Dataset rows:

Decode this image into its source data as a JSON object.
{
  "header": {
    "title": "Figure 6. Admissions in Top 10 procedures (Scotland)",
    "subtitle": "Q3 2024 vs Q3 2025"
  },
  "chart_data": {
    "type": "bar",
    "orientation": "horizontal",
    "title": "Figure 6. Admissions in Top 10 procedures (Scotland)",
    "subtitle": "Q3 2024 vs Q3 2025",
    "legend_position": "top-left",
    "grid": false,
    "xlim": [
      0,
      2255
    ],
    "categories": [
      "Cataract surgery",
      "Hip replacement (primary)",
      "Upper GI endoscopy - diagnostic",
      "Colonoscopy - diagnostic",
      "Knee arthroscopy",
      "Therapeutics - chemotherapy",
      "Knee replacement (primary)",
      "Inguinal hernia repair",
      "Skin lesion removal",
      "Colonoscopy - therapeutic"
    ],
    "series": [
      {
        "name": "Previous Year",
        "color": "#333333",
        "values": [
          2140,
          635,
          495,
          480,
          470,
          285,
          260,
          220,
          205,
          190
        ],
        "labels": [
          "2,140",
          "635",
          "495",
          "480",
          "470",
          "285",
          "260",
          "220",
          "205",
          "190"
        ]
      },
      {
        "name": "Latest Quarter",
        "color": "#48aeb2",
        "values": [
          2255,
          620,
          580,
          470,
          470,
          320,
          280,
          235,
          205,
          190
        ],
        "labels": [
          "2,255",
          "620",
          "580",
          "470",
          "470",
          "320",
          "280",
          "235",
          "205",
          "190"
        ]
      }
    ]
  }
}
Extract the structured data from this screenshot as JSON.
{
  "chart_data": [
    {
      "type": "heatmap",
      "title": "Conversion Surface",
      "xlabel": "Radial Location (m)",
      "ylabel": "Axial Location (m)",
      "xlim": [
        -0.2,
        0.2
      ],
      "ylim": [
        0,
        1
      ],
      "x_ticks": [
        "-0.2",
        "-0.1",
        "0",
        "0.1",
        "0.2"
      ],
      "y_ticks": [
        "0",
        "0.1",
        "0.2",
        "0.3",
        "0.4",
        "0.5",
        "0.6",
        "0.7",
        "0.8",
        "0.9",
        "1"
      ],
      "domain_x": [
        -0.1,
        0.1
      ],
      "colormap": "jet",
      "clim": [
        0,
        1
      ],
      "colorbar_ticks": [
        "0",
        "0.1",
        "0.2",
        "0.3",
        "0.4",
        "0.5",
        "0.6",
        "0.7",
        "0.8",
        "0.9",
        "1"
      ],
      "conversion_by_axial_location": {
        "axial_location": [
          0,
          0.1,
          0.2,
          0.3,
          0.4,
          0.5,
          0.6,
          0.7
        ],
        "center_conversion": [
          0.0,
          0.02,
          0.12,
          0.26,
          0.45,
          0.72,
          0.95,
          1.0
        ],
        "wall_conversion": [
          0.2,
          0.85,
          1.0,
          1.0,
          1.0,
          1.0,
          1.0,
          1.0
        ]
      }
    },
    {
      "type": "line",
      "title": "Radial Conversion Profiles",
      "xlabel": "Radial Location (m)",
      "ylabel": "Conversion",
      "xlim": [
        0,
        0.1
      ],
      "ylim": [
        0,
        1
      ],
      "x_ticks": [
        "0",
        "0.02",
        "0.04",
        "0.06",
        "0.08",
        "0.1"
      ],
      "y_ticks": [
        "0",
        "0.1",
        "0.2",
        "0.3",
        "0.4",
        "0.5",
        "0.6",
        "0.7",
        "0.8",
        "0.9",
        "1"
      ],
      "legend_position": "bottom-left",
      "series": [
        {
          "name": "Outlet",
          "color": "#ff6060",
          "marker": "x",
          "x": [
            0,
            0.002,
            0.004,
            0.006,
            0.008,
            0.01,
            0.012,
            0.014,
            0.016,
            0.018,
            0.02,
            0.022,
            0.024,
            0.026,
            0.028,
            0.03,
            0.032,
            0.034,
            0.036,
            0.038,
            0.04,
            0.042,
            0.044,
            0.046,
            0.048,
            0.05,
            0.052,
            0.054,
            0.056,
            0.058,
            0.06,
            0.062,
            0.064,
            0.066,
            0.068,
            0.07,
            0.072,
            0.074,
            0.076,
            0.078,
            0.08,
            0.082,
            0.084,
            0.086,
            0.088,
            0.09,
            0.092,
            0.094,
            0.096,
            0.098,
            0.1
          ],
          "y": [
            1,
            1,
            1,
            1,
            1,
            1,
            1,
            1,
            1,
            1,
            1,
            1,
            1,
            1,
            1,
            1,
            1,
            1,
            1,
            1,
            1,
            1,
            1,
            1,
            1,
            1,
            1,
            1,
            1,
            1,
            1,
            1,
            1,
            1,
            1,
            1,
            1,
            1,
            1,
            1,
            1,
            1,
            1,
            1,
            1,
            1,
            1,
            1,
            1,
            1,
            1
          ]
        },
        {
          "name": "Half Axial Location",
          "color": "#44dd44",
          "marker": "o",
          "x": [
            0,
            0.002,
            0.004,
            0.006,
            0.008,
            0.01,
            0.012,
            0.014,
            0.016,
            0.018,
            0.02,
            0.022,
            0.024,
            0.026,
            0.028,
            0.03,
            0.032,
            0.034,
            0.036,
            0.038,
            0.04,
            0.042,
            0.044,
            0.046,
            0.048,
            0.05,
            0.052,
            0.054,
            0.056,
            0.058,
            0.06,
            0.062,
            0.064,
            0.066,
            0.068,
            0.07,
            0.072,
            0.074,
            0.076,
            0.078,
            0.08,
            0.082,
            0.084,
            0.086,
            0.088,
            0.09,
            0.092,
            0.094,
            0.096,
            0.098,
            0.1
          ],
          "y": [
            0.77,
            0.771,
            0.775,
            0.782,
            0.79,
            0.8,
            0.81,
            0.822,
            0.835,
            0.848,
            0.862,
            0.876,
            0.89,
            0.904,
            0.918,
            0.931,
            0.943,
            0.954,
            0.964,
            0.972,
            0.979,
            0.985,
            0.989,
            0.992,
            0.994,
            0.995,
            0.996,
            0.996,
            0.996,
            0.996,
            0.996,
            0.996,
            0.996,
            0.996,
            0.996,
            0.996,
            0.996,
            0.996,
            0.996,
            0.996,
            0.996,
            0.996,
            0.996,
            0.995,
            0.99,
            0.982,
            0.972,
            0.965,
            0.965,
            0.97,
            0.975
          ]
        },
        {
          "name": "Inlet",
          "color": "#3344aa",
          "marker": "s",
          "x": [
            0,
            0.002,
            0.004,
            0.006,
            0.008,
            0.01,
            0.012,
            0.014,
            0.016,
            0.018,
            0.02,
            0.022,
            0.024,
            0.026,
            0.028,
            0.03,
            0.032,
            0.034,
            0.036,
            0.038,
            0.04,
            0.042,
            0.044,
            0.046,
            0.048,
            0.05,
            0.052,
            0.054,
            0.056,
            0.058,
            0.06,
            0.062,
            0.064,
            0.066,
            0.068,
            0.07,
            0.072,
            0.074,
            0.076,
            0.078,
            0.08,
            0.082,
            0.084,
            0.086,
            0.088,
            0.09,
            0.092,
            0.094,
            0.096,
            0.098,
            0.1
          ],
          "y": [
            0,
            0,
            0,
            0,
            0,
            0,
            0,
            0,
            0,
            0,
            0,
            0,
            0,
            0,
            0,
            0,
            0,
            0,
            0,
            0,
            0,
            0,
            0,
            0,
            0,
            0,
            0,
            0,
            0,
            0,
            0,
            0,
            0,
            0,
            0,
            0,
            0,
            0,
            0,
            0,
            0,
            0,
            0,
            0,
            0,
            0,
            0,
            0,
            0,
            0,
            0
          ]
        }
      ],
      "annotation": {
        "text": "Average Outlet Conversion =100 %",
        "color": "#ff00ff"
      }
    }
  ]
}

*What the task requires:* For each line of the entries that includes "Knee", show that line.

*Written solution:*
      "Knee arthroscopy",
      "Knee replacement (primary)",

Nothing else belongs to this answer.